What the task asks:
Extract the text of every entry below exactly; leave images out.

===== Material supplied =====

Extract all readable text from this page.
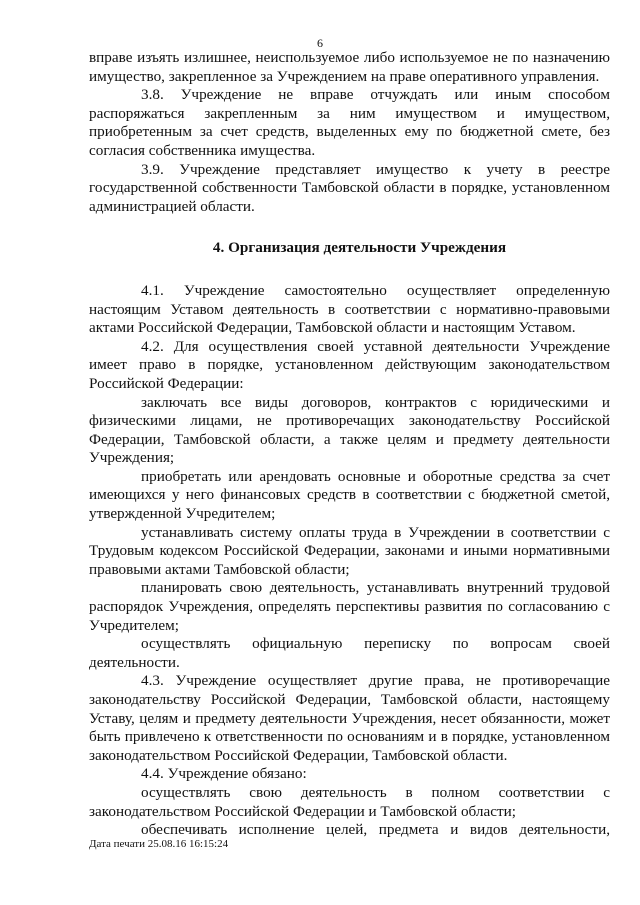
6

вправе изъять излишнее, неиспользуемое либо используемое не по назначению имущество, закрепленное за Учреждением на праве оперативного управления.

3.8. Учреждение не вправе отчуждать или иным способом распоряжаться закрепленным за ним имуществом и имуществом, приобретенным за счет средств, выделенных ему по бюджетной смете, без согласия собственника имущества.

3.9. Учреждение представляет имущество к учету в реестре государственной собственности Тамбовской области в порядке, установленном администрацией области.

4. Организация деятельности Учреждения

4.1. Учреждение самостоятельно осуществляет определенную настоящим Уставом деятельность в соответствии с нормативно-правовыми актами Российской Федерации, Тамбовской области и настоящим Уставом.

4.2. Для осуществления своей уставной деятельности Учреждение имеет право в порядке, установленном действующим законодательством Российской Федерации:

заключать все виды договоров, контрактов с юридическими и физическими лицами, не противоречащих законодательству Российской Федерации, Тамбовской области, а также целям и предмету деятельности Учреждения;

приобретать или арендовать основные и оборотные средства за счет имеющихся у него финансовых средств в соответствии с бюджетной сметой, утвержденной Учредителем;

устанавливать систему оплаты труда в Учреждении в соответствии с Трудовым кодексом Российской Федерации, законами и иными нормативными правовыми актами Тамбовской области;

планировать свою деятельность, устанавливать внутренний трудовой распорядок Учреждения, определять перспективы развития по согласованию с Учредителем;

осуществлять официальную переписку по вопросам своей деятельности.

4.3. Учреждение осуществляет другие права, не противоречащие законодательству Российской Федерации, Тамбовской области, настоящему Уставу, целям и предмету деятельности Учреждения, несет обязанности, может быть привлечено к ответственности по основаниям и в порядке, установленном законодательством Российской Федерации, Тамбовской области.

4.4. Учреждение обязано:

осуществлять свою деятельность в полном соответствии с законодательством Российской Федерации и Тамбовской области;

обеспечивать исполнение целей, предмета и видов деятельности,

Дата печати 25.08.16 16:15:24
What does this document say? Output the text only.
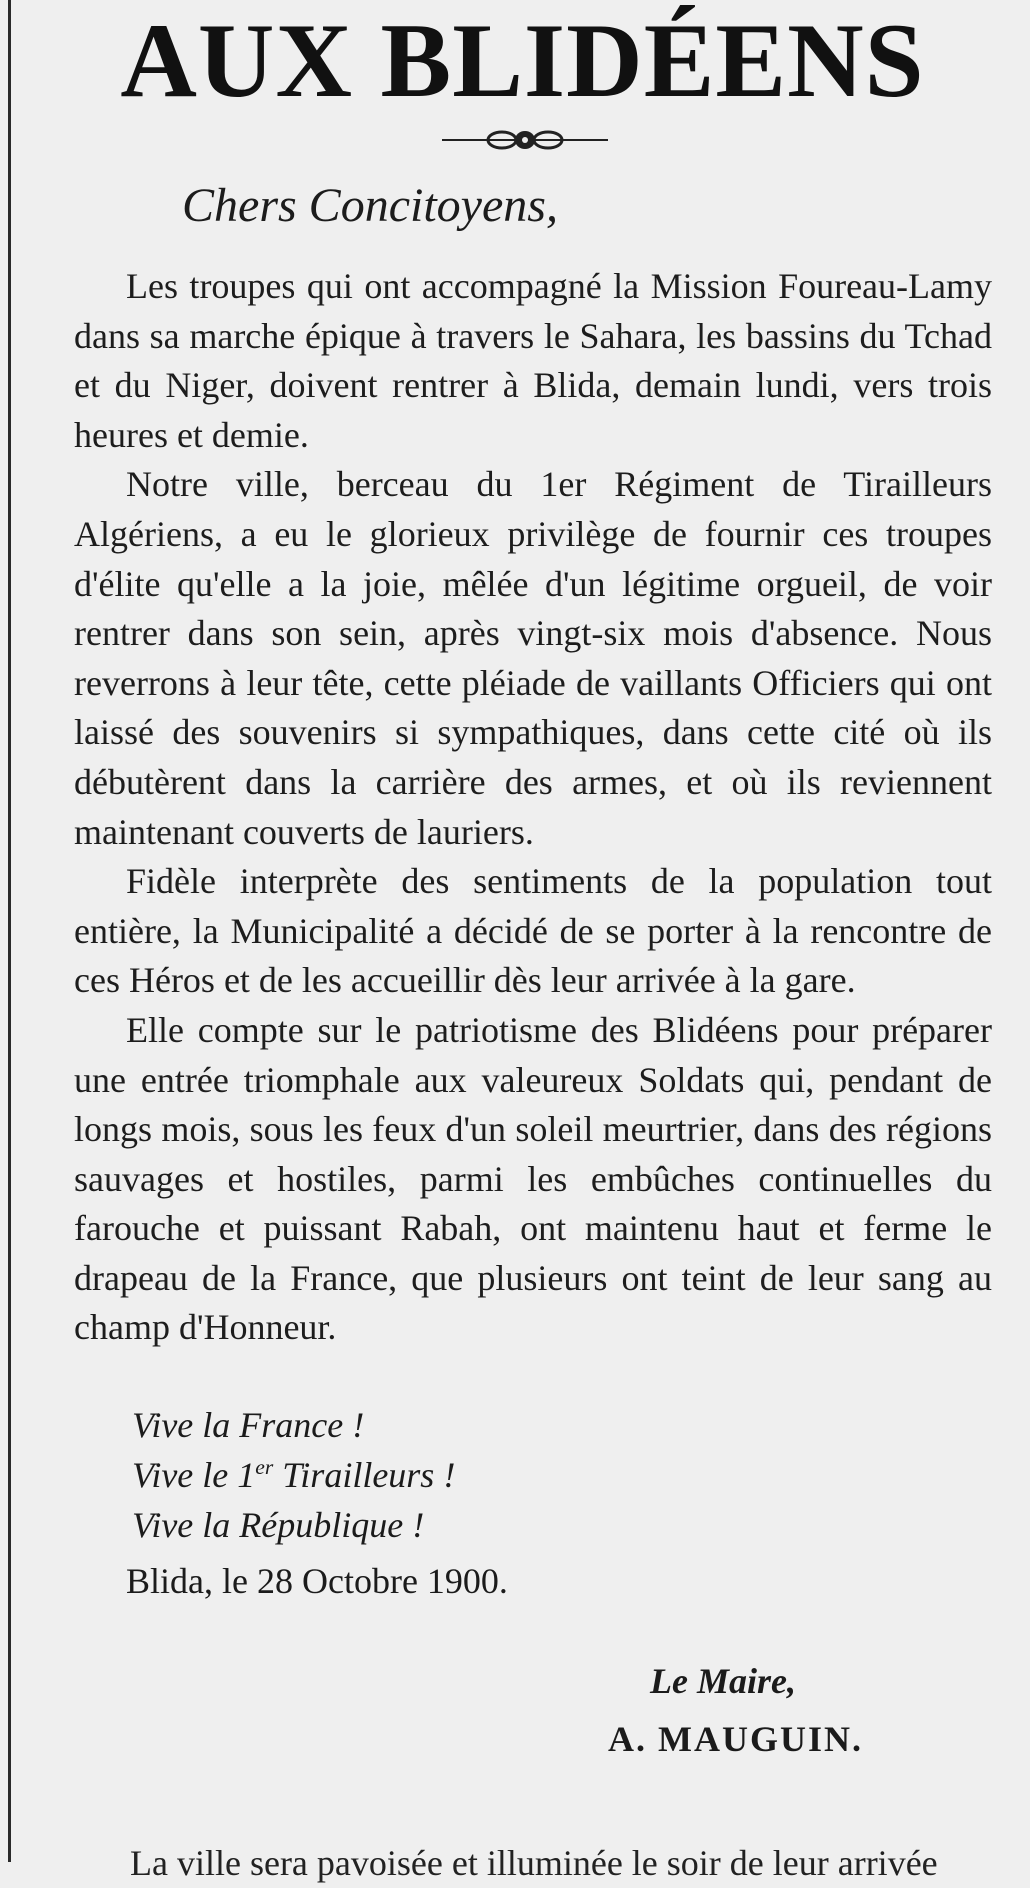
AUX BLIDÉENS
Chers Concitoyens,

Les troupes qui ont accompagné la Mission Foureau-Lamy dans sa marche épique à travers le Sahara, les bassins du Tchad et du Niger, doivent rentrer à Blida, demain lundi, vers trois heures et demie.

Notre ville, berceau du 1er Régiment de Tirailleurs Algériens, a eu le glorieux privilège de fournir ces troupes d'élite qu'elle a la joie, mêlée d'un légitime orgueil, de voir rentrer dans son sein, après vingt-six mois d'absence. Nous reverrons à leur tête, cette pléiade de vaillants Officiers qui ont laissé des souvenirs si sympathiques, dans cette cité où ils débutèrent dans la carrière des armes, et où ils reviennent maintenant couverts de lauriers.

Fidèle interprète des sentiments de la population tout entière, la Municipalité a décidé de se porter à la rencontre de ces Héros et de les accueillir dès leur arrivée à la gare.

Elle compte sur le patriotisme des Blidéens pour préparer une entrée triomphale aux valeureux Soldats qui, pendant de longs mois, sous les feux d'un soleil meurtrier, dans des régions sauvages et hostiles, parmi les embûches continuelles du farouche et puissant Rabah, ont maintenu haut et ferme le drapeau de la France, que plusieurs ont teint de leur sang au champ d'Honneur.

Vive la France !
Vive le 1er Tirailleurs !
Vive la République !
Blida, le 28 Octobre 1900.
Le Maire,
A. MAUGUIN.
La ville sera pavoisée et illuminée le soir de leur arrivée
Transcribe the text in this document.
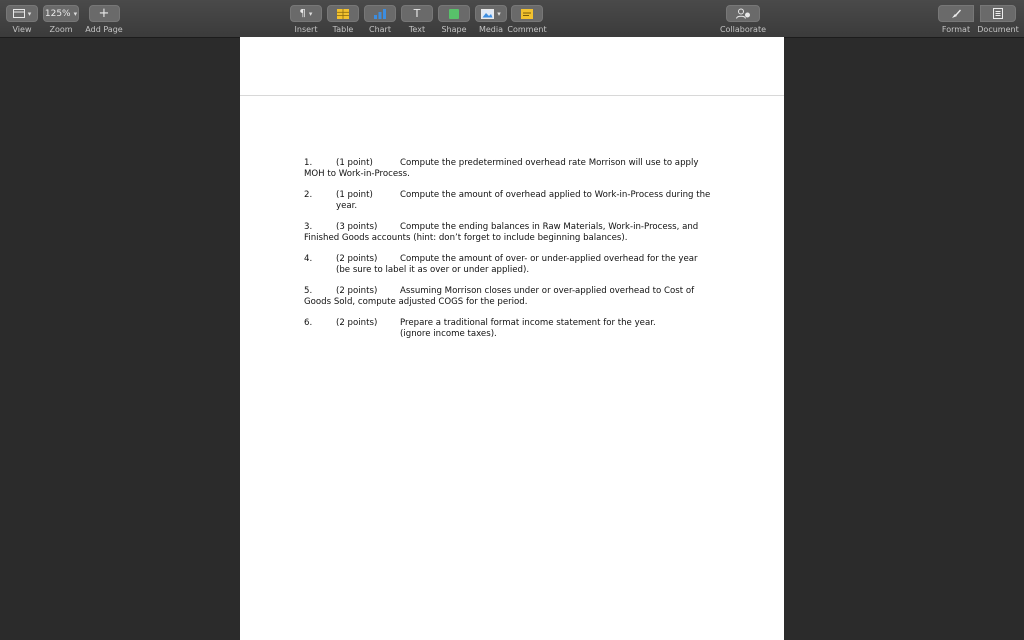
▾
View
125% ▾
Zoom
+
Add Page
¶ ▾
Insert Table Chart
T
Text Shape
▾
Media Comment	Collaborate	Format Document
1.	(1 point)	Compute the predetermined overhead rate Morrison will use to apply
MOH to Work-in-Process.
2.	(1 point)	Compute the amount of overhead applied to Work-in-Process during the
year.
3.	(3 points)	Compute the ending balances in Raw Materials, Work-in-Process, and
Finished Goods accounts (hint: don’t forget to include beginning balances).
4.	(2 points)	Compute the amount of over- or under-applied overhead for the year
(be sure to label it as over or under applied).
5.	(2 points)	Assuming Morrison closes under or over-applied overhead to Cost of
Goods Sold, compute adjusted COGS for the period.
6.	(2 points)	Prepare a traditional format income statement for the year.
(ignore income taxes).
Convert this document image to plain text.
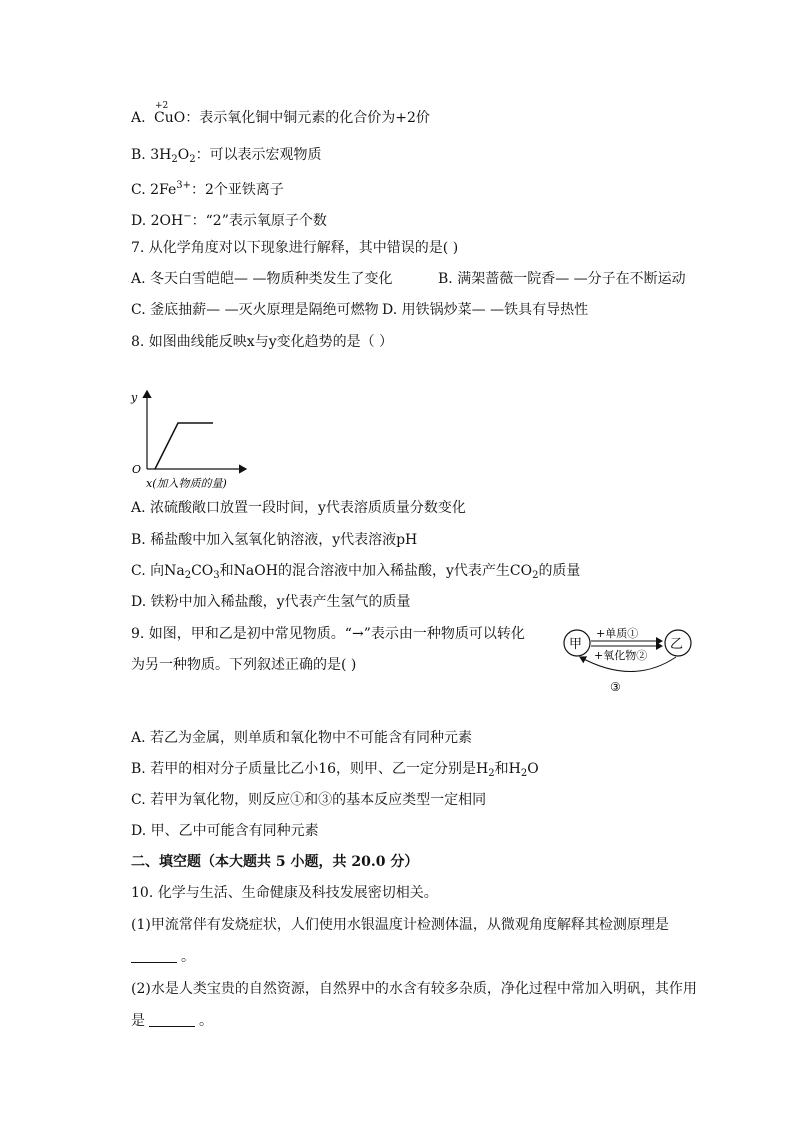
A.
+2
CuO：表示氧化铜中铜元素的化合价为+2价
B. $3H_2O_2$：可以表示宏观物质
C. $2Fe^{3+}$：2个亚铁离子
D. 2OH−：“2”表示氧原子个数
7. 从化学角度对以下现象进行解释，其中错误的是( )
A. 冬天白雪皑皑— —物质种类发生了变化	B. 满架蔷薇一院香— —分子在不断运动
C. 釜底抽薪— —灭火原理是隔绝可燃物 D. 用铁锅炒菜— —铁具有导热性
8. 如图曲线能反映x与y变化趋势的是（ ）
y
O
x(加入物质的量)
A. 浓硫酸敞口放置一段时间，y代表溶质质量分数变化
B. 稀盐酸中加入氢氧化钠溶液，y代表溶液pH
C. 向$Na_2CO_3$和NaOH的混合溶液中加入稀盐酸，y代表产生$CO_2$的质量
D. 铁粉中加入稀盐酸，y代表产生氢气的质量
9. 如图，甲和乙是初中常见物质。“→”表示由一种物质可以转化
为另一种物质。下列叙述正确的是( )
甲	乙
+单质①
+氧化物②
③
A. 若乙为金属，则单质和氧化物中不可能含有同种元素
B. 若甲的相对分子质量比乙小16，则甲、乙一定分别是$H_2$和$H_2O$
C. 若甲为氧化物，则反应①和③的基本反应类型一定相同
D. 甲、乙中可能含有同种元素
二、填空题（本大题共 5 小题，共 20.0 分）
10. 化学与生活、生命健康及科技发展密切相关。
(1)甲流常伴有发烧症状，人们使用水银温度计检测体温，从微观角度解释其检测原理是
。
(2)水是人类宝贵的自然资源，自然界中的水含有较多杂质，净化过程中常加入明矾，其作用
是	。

=====

Worked answer:
Extract all readable text from this page.
6

вправе изъять излишнее, неиспользуемое либо используемое не по назначению имущество, закрепленное за Учреждением на праве оперативного управления.

3.8. Учреждение не вправе отчуждать или иным способом распоряжаться закрепленным за ним имуществом и имуществом, приобретенным за счет средств, выделенных ему по бюджетной смете, без согласия собственника имущества.

3.9. Учреждение представляет имущество к учету в реестре государственной собственности Тамбовской области в порядке, установленном администрацией области.

4. Организация деятельности Учреждения

4.1. Учреждение самостоятельно осуществляет определенную настоящим Уставом деятельность в соответствии с нормативно-правовыми актами Российской Федерации, Тамбовской области и настоящим Уставом.

4.2. Для осуществления своей уставной деятельности Учреждение имеет право в порядке, установленном действующим законодательством Российской Федерации:

заключать все виды договоров, контрактов с юридическими и физическими лицами, не противоречащих законодательству Российской Федерации, Тамбовской области, а также целям и предмету деятельности Учреждения;

приобретать или арендовать основные и оборотные средства за счет имеющихся у него финансовых средств в соответствии с бюджетной сметой, утвержденной Учредителем;

устанавливать систему оплаты труда в Учреждении в соответствии с Трудовым кодексом Российской Федерации, законами и иными нормативными правовыми актами Тамбовской области;

планировать свою деятельность, устанавливать внутренний трудовой распорядок Учреждения, определять перспективы развития по согласованию с Учредителем;

осуществлять официальную переписку по вопросам своей деятельности.

4.3. Учреждение осуществляет другие права, не противоречащие законодательству Российской Федерации, Тамбовской области, настоящему Уставу, целям и предмету деятельности Учреждения, несет обязанности, может быть привлечено к ответственности по основаниям и в порядке, установленном законодательством Российской Федерации, Тамбовской области.

4.4. Учреждение обязано:

осуществлять свою деятельность в полном соответствии с законодательством Российской Федерации и Тамбовской области;

обеспечивать исполнение целей, предмета и видов деятельности,

Дата печати 25.08.16 16:15:24
What does this document say? Output the text only.
AUX BLIDÉENS
Chers Concitoyens,

Les troupes qui ont accompagné la Mission Foureau-Lamy dans sa marche épique à travers le Sahara, les bassins du Tchad et du Niger, doivent rentrer à Blida, demain lundi, vers trois heures et demie.

Notre ville, berceau du 1er Régiment de Tirailleurs Algériens, a eu le glorieux privilège de fournir ces troupes d'élite qu'elle a la joie, mêlée d'un légitime orgueil, de voir rentrer dans son sein, après vingt-six mois d'absence. Nous reverrons à leur tête, cette pléiade de vaillants Officiers qui ont laissé des souvenirs si sympathiques, dans cette cité où ils débutèrent dans la carrière des armes, et où ils reviennent maintenant couverts de lauriers.

Fidèle interprète des sentiments de la population tout entière, la Municipalité a décidé de se porter à la rencontre de ces Héros et de les accueillir dès leur arrivée à la gare.

Elle compte sur le patriotisme des Blidéens pour préparer une entrée triomphale aux valeureux Soldats qui, pendant de longs mois, sous les feux d'un soleil meurtrier, dans des régions sauvages et hostiles, parmi les embûches continuelles du farouche et puissant Rabah, ont maintenu haut et ferme le drapeau de la France, que plusieurs ont teint de leur sang au champ d'Honneur.

Vive la France !
Vive le 1er Tirailleurs !
Vive la République !
Blida, le 28 Octobre 1900.
Le Maire,
A. MAUGUIN.
La ville sera pavoisée et illuminée le soir de leur arrivée
Transcribe the text in this document.
▾
View
125% ▾
Zoom
+
Add Page
¶ ▾
Insert Table Chart
T
Text Shape
▾
Media Comment	Collaborate	Format Document
1.	(1 point)	Compute the predetermined overhead rate Morrison will use to apply
MOH to Work-in-Process.
2.	(1 point)	Compute the amount of overhead applied to Work-in-Process during the
year.
3.	(3 points)	Compute the ending balances in Raw Materials, Work-in-Process, and
Finished Goods accounts (hint: don’t forget to include beginning balances).
4.	(2 points)	Compute the amount of over- or under-applied overhead for the year
(be sure to label it as over or under applied).
5.	(2 points)	Assuming Morrison closes under or over-applied overhead to Cost of
Goods Sold, compute adjusted COGS for the period.
6.	(2 points)	Prepare a traditional format income statement for the year.
(ignore income taxes).
Convert this document image to plain text.
A.
+2
CuO：表示氧化铜中铜元素的化合价为+2价
B. $3H_2O_2$：可以表示宏观物质
C. $2Fe^{3+}$：2个亚铁离子
D. 2OH−：“2”表示氧原子个数
7. 从化学角度对以下现象进行解释，其中错误的是( )
A. 冬天白雪皑皑— —物质种类发生了变化	B. 满架蔷薇一院香— —分子在不断运动
C. 釜底抽薪— —灭火原理是隔绝可燃物 D. 用铁锅炒菜— —铁具有导热性
8. 如图曲线能反映x与y变化趋势的是（ ）
y
O
x(加入物质的量)
A. 浓硫酸敞口放置一段时间，y代表溶质质量分数变化
B. 稀盐酸中加入氢氧化钠溶液，y代表溶液pH
C. 向$Na_2CO_3$和NaOH的混合溶液中加入稀盐酸，y代表产生$CO_2$的质量
D. 铁粉中加入稀盐酸，y代表产生氢气的质量
9. 如图，甲和乙是初中常见物质。“→”表示由一种物质可以转化
为另一种物质。下列叙述正确的是( )
甲	乙
+单质①
+氧化物②
③
A. 若乙为金属，则单质和氧化物中不可能含有同种元素
B. 若甲的相对分子质量比乙小16，则甲、乙一定分别是$H_2$和$H_2O$
C. 若甲为氧化物，则反应①和③的基本反应类型一定相同
D. 甲、乙中可能含有同种元素
二、填空题（本大题共 5 小题，共 20.0 分）
10. 化学与生活、生命健康及科技发展密切相关。
(1)甲流常伴有发烧症状，人们使用水银温度计检测体温，从微观角度解释其检测原理是
。
(2)水是人类宝贵的自然资源，自然界中的水含有较多杂质，净化过程中常加入明矾，其作用
是	。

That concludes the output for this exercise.